From the listing below, copy every line with the word "this".

▼

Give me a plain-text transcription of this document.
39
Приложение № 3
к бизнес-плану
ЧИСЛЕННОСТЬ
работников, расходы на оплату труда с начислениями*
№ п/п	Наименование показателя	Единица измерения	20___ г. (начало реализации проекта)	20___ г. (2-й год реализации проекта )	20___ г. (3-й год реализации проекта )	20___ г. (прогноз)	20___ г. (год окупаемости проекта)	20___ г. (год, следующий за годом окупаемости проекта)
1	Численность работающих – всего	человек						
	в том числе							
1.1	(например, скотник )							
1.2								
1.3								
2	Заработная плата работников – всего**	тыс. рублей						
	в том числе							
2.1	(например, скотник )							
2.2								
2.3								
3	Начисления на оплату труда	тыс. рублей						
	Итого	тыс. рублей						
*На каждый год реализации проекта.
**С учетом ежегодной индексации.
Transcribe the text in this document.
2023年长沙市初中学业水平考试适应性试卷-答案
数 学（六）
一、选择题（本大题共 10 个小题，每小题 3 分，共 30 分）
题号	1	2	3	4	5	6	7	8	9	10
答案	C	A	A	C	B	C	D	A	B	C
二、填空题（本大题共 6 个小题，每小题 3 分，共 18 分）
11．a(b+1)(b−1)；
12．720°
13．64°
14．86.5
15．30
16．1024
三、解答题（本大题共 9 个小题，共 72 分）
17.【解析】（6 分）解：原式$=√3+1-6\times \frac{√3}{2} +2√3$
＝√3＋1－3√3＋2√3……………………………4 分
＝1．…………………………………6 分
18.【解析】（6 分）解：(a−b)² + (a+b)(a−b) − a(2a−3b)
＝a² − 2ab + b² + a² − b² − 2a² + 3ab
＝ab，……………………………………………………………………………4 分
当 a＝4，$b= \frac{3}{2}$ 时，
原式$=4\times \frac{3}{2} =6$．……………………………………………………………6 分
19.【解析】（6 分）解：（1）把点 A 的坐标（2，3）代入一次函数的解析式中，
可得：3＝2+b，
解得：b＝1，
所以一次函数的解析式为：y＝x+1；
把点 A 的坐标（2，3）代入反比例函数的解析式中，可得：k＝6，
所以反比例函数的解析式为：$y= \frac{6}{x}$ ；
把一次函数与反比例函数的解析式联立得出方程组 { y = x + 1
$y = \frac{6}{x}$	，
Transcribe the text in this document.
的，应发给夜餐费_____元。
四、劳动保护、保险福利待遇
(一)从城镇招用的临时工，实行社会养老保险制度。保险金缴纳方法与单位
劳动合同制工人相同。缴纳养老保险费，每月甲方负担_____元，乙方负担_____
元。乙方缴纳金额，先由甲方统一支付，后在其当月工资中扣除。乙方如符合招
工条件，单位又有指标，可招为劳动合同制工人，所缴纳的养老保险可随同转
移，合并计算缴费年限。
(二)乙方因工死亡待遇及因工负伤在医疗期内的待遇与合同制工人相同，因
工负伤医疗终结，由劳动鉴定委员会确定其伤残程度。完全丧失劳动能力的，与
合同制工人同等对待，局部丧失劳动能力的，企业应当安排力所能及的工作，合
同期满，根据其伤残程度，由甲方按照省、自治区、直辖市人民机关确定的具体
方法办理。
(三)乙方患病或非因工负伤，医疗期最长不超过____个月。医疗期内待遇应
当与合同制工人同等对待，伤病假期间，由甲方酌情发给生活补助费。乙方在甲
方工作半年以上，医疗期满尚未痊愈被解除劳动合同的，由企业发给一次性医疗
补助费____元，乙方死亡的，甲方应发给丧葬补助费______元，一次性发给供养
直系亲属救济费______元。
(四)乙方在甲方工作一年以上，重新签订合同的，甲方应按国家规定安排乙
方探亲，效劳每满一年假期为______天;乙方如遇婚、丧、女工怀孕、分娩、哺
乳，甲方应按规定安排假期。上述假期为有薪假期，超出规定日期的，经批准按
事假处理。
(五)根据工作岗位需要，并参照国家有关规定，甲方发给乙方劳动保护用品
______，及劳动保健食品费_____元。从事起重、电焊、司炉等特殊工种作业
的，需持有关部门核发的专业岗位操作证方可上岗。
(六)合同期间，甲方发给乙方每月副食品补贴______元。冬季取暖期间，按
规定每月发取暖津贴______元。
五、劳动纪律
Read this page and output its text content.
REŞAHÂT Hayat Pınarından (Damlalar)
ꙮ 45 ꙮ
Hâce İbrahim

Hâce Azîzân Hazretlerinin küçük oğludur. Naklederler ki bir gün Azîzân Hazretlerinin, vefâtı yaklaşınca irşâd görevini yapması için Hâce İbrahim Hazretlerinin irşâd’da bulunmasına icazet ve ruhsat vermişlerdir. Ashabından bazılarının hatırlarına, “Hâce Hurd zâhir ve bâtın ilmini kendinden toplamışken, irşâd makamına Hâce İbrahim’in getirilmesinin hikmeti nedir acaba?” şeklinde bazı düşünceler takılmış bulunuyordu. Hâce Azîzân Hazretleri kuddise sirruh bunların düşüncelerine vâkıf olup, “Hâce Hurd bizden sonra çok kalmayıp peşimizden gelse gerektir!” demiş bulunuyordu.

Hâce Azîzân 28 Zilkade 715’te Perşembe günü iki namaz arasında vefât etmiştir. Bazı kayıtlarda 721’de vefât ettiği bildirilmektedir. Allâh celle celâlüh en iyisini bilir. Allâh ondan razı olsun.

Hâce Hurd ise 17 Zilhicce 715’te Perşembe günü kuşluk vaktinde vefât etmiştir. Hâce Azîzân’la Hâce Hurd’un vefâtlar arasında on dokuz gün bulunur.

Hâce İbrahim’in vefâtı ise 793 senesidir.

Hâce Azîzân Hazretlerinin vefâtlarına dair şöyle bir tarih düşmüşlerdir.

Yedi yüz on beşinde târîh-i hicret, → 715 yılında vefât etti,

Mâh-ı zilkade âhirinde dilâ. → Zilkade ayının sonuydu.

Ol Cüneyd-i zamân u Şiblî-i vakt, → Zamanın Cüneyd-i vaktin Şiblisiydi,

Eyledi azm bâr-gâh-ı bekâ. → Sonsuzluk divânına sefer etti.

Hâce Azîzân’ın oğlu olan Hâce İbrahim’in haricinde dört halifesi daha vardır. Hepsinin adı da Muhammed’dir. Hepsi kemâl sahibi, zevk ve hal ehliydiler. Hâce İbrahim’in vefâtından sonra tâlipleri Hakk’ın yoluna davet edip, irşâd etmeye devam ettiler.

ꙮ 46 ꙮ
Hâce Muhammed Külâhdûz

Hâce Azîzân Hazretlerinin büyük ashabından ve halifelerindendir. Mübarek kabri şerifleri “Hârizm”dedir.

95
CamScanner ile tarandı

▲

_WORKED SOLUTION_
Give me a plain-text transcription of this document.
Transcribe the text in this document.
Transcribe the text in this document.
Read this page and output its text content.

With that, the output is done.